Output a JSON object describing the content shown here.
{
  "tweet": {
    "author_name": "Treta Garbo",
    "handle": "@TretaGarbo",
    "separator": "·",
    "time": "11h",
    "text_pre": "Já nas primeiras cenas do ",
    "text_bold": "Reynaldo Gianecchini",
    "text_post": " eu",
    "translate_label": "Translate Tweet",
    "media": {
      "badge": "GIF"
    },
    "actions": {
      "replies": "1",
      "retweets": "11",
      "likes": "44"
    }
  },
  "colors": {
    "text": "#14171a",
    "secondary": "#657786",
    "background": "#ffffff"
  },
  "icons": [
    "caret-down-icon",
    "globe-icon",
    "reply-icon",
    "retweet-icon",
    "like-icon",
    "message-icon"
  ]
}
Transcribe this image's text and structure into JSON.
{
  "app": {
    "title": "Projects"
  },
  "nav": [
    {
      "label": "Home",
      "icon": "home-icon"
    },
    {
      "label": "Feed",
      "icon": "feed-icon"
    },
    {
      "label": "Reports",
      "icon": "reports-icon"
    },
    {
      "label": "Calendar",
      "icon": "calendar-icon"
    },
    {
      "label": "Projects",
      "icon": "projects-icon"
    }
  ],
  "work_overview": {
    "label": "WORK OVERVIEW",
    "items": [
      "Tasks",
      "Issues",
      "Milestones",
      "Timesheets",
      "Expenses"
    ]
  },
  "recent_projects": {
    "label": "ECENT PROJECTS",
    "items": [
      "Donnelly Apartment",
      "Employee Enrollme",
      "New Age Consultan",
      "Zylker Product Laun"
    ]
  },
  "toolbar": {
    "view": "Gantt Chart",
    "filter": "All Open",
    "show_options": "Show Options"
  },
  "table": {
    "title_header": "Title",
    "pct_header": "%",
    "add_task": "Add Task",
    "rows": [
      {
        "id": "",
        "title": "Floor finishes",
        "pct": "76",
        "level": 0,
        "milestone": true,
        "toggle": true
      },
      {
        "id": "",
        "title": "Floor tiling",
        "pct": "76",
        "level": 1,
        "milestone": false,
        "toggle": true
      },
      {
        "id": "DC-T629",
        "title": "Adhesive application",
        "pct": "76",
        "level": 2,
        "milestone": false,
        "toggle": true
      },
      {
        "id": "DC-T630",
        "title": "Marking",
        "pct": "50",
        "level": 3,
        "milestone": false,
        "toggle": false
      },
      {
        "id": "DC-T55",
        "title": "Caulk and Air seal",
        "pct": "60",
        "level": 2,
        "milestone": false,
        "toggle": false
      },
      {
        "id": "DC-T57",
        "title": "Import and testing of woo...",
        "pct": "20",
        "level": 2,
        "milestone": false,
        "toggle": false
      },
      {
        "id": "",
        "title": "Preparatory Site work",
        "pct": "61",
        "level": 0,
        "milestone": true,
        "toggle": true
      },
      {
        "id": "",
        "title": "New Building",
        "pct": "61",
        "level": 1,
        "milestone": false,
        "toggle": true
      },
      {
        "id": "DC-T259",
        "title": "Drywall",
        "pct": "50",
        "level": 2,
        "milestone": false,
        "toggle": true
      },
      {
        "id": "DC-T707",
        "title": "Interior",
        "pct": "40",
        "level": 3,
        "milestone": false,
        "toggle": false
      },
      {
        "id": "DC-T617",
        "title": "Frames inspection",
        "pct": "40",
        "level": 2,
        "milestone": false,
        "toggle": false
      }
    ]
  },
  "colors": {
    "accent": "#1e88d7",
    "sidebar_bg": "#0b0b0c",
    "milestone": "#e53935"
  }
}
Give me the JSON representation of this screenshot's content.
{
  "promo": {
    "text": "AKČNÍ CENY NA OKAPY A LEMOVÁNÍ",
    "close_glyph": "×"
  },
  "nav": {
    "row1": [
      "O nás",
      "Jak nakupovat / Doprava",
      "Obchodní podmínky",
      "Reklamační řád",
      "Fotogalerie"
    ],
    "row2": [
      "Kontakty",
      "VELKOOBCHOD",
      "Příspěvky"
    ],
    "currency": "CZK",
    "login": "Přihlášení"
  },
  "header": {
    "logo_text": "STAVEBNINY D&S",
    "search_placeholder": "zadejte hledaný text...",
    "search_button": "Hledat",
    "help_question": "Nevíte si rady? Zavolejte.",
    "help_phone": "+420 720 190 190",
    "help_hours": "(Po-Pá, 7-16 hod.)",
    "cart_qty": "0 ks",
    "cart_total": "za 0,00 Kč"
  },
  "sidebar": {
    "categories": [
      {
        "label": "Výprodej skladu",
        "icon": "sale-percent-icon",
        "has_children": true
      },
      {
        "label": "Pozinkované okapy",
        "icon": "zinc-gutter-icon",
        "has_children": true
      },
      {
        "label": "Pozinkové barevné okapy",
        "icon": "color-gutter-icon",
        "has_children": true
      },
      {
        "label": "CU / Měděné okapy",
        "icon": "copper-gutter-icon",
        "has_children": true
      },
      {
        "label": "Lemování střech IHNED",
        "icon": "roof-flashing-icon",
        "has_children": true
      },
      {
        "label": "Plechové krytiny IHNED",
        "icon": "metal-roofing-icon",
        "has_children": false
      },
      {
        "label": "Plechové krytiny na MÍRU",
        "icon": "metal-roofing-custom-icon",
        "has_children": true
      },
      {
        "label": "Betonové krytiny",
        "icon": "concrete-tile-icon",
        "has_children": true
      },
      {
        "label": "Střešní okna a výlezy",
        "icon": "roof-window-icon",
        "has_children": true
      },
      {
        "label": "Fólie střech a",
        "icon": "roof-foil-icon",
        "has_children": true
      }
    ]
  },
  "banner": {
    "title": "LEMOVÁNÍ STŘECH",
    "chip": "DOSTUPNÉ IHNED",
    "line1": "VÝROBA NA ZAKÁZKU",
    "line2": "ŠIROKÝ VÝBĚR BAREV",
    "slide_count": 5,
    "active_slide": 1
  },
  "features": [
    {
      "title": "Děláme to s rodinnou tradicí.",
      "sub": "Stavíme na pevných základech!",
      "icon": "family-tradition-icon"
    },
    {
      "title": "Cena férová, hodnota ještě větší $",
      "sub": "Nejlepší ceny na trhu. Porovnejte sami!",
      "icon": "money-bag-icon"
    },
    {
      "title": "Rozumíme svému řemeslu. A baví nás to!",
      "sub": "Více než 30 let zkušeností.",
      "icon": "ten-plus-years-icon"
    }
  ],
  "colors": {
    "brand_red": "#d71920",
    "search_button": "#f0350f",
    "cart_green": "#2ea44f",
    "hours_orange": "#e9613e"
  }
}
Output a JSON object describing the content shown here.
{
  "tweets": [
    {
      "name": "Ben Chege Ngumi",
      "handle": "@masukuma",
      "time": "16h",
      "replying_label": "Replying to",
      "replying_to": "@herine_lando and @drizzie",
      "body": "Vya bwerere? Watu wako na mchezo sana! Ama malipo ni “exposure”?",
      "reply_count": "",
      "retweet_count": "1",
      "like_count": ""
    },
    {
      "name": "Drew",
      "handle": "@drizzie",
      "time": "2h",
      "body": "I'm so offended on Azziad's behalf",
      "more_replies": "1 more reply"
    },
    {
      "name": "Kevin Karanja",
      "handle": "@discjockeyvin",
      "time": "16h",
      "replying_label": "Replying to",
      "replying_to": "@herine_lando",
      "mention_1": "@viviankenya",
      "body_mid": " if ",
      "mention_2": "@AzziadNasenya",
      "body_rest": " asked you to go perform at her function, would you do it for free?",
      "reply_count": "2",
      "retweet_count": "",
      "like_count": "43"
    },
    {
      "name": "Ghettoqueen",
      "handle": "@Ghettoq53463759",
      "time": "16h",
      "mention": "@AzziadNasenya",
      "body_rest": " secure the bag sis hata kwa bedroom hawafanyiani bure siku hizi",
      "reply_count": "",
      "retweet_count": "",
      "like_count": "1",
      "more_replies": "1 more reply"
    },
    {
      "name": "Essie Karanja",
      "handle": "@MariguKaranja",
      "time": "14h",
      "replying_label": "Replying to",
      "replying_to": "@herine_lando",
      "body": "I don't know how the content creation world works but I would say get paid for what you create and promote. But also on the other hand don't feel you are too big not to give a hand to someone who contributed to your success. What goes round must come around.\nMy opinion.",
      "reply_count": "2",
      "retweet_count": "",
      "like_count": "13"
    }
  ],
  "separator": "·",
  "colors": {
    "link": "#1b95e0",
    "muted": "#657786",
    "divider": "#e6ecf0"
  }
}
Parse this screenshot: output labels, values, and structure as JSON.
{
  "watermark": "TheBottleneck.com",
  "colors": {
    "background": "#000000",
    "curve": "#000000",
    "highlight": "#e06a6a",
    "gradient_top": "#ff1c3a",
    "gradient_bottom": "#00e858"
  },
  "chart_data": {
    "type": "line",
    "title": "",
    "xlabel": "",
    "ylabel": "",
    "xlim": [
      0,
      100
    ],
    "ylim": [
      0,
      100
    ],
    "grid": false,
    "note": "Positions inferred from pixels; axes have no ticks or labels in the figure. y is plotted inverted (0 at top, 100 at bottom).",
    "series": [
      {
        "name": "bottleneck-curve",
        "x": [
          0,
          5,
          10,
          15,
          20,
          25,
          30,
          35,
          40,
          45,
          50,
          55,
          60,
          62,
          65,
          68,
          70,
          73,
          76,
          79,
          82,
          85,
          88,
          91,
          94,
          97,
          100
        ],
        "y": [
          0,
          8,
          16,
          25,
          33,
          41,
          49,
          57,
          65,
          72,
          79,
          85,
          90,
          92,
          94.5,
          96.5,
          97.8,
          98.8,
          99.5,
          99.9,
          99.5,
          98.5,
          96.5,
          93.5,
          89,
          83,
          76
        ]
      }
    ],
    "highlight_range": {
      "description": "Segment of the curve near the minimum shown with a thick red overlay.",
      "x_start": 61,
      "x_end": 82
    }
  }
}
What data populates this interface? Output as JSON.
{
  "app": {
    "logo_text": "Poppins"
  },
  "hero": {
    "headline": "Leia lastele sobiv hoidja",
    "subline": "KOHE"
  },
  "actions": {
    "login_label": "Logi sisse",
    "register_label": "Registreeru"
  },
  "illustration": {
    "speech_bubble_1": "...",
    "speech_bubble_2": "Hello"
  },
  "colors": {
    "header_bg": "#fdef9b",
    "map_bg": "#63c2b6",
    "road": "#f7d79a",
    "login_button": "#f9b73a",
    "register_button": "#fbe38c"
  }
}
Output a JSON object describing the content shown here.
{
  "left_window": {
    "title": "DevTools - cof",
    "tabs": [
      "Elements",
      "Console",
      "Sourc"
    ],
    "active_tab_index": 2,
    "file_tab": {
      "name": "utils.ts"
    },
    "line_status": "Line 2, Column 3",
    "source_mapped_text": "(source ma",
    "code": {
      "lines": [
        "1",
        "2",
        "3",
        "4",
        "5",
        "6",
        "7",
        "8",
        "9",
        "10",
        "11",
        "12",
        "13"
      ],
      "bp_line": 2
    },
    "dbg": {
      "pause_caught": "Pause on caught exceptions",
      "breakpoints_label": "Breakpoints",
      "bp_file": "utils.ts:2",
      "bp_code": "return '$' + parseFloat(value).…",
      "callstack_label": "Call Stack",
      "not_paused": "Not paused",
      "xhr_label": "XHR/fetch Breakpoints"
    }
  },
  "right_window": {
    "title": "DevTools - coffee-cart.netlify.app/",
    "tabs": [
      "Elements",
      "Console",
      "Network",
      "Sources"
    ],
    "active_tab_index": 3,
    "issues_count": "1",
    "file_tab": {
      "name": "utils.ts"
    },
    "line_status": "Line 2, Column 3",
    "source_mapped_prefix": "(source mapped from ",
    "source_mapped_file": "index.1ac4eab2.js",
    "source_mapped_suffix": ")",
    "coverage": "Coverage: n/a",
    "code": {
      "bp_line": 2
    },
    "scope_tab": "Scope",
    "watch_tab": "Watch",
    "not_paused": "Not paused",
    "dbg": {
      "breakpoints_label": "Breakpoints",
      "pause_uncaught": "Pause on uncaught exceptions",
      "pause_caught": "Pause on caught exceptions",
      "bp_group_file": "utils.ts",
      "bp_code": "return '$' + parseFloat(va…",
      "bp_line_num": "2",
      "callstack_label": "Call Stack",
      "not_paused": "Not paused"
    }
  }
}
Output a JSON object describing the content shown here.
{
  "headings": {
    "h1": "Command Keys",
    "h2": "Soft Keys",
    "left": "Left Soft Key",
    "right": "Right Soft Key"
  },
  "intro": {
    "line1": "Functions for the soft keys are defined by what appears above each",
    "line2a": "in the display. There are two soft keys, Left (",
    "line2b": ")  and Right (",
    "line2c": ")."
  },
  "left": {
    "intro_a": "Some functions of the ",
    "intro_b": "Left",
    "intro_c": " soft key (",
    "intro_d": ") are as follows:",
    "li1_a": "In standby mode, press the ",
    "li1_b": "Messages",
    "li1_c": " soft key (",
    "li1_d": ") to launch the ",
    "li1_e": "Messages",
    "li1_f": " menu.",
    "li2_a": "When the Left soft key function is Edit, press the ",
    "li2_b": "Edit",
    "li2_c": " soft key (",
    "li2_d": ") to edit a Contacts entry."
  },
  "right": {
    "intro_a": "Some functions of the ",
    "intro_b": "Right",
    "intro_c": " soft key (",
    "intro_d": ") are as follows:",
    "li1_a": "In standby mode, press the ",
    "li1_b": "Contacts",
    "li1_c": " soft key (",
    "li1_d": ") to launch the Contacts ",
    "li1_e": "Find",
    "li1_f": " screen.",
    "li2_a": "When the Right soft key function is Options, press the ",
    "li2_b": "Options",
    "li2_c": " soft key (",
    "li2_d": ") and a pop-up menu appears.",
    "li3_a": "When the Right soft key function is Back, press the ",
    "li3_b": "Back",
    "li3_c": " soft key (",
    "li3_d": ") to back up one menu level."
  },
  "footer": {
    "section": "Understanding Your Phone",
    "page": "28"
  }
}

*PROMPT*
Collect every line above that contains the word "appears".

*FINISHED EXERCISE*
    "line1": "Functions for the soft keys are defined by what appears above each",
    "li2_d": ") and a pop-up menu appears.",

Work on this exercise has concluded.